**GOAL**. Write out every record below exactly as it appears.
—————
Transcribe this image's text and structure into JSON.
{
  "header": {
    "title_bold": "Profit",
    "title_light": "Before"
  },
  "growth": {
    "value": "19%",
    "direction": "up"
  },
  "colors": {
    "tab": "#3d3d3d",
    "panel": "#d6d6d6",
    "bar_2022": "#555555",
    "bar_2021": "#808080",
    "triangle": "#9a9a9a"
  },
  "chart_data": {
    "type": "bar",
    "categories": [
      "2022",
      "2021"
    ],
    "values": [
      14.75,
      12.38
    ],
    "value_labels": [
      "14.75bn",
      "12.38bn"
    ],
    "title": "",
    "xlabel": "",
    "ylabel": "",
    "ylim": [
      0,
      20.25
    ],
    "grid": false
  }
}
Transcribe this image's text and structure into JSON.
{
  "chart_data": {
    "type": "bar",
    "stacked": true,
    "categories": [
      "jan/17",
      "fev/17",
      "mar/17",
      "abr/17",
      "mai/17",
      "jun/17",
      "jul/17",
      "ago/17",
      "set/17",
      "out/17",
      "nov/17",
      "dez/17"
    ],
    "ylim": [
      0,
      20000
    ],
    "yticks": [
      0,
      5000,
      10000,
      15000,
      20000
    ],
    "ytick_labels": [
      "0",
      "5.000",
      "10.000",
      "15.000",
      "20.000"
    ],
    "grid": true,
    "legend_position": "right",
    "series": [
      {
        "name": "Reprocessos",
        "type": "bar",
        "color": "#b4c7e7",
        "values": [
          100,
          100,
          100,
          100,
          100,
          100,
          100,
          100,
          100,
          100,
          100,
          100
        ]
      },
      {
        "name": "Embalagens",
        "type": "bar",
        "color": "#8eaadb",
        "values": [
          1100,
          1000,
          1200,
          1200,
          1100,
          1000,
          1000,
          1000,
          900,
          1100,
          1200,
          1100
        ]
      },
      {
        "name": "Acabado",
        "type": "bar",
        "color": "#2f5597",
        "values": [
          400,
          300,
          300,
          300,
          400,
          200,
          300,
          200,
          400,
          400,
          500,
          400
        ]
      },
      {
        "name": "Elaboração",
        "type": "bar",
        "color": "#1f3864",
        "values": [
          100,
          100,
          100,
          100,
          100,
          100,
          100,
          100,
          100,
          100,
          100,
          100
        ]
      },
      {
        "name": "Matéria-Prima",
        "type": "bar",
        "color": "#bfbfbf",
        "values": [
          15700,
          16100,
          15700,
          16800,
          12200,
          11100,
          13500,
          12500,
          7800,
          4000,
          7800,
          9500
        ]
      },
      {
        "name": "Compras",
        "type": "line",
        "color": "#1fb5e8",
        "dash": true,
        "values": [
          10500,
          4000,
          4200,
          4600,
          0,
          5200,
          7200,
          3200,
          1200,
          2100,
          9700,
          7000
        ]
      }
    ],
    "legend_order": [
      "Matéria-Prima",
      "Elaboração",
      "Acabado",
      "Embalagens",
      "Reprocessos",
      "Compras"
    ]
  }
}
—————
**OUTPUT OF THE EXERCISE**.
Transcribe this image's text and structure into JSON.
{
  "header": {
    "title_bold": "Profit",
    "title_light": "Before"
  },
  "growth": {
    "value": "19%",
    "direction": "up"
  },
  "colors": {
    "tab": "#3d3d3d",
    "panel": "#d6d6d6",
    "bar_2022": "#555555",
    "bar_2021": "#808080",
    "triangle": "#9a9a9a"
  },
  "chart_data": {
    "type": "bar",
    "categories": [
      "2022",
      "2021"
    ],
    "values": [
      14.75,
      12.38
    ],
    "value_labels": [
      "14.75bn",
      "12.38bn"
    ],
    "title": "",
    "xlabel": "",
    "ylabel": "",
    "ylim": [
      0,
      20.25
    ],
    "grid": false
  }
}
Transcribe this image's text and structure into JSON.
{
  "chart_data": {
    "type": "bar",
    "stacked": true,
    "categories": [
      "jan/17",
      "fev/17",
      "mar/17",
      "abr/17",
      "mai/17",
      "jun/17",
      "jul/17",
      "ago/17",
      "set/17",
      "out/17",
      "nov/17",
      "dez/17"
    ],
    "ylim": [
      0,
      20000
    ],
    "yticks": [
      0,
      5000,
      10000,
      15000,
      20000
    ],
    "ytick_labels": [
      "0",
      "5.000",
      "10.000",
      "15.000",
      "20.000"
    ],
    "grid": true,
    "legend_position": "right",
    "series": [
      {
        "name": "Reprocessos",
        "type": "bar",
        "color": "#b4c7e7",
        "values": [
          100,
          100,
          100,
          100,
          100,
          100,
          100,
          100,
          100,
          100,
          100,
          100
        ]
      },
      {
        "name": "Embalagens",
        "type": "bar",
        "color": "#8eaadb",
        "values": [
          1100,
          1000,
          1200,
          1200,
          1100,
          1000,
          1000,
          1000,
          900,
          1100,
          1200,
          1100
        ]
      },
      {
        "name": "Acabado",
        "type": "bar",
        "color": "#2f5597",
        "values": [
          400,
          300,
          300,
          300,
          400,
          200,
          300,
          200,
          400,
          400,
          500,
          400
        ]
      },
      {
        "name": "Elaboração",
        "type": "bar",
        "color": "#1f3864",
        "values": [
          100,
          100,
          100,
          100,
          100,
          100,
          100,
          100,
          100,
          100,
          100,
          100
        ]
      },
      {
        "name": "Matéria-Prima",
        "type": "bar",
        "color": "#bfbfbf",
        "values": [
          15700,
          16100,
          15700,
          16800,
          12200,
          11100,
          13500,
          12500,
          7800,
          4000,
          7800,
          9500
        ]
      },
      {
        "name": "Compras",
        "type": "line",
        "color": "#1fb5e8",
        "dash": true,
        "values": [
          10500,
          4000,
          4200,
          4600,
          0,
          5200,
          7200,
          3200,
          1200,
          2100,
          9700,
          7000
        ]
      }
    ],
    "legend_order": [
      "Matéria-Prima",
      "Elaboração",
      "Acabado",
      "Embalagens",
      "Reprocessos",
      "Compras"
    ]
  }
}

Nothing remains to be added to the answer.